Please give the entries again in full and exactly, without any picture.

Start of GIVEN DATA

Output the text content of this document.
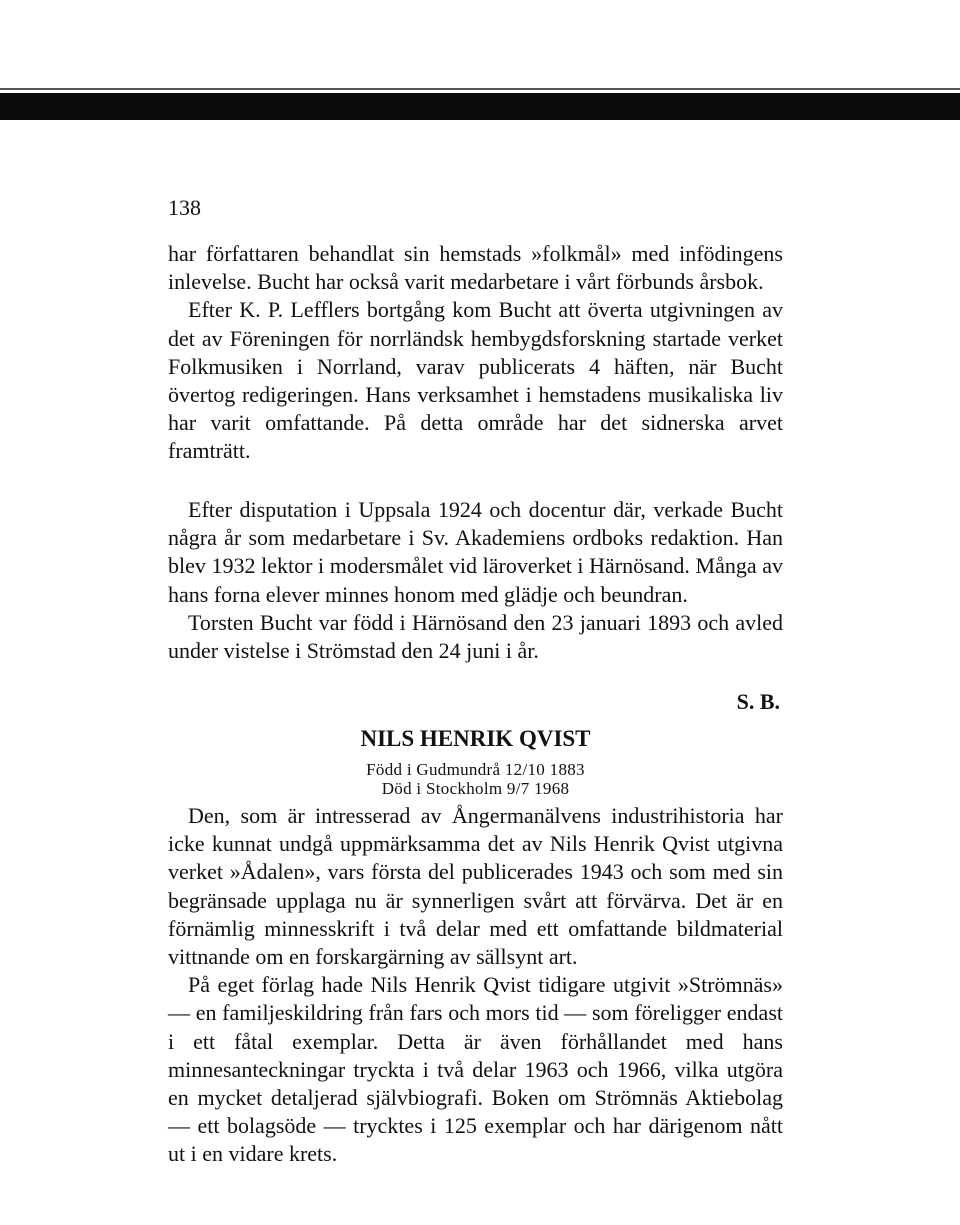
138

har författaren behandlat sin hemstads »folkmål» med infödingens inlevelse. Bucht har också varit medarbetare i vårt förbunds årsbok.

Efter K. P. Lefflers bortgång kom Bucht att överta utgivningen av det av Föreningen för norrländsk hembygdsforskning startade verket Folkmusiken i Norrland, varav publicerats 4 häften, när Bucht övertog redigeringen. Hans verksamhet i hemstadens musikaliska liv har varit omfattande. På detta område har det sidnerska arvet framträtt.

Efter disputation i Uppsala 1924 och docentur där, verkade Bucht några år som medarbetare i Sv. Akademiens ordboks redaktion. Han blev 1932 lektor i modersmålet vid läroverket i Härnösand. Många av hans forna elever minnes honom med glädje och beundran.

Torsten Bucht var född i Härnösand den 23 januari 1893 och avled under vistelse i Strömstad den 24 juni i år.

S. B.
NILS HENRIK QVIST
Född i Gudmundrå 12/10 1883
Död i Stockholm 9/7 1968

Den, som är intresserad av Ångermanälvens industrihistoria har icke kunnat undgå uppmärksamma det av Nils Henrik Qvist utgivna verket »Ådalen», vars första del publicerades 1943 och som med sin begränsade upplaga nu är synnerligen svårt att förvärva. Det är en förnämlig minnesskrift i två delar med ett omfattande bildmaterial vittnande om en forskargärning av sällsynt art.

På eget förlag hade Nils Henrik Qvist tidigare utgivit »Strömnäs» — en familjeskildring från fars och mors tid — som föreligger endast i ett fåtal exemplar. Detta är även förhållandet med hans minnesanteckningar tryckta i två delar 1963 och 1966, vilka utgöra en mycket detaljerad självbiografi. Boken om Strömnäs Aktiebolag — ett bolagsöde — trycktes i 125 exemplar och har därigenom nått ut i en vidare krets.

End of GIVEN DATA

◆ **FINAL ANSWER**
Output the text content of this document.
138

har författaren behandlat sin hemstads »folkmål» med infödingens inlevelse. Bucht har också varit medarbetare i vårt förbunds årsbok.

Efter K. P. Lefflers bortgång kom Bucht att överta utgivningen av det av Föreningen för norrländsk hembygdsforskning startade verket Folkmusiken i Norrland, varav publicerats 4 häften, när Bucht övertog redigeringen. Hans verksamhet i hemstadens musikaliska liv har varit omfattande. På detta område har det sidnerska arvet framträtt.

Efter disputation i Uppsala 1924 och docentur där, verkade Bucht några år som medarbetare i Sv. Akademiens ordboks redaktion. Han blev 1932 lektor i modersmålet vid läroverket i Härnösand. Många av hans forna elever minnes honom med glädje och beundran.

Torsten Bucht var född i Härnösand den 23 januari 1893 och avled under vistelse i Strömstad den 24 juni i år.

S. B.
NILS HENRIK QVIST
Född i Gudmundrå 12/10 1883
Död i Stockholm 9/7 1968

Den, som är intresserad av Ångermanälvens industrihistoria har icke kunnat undgå uppmärksamma det av Nils Henrik Qvist utgivna verket »Ådalen», vars första del publicerades 1943 och som med sin begränsade upplaga nu är synnerligen svårt att förvärva. Det är en förnämlig minnesskrift i två delar med ett omfattande bildmaterial vittnande om en forskargärning av sällsynt art.

På eget förlag hade Nils Henrik Qvist tidigare utgivit »Strömnäs» — en familjeskildring från fars och mors tid — som föreligger endast i ett fåtal exemplar. Detta är även förhållandet med hans minnesanteckningar tryckta i två delar 1963 och 1966, vilka utgöra en mycket detaljerad självbiografi. Boken om Strömnäs Aktiebolag — ett bolagsöde — trycktes i 125 exemplar och har därigenom nått ut i en vidare krets.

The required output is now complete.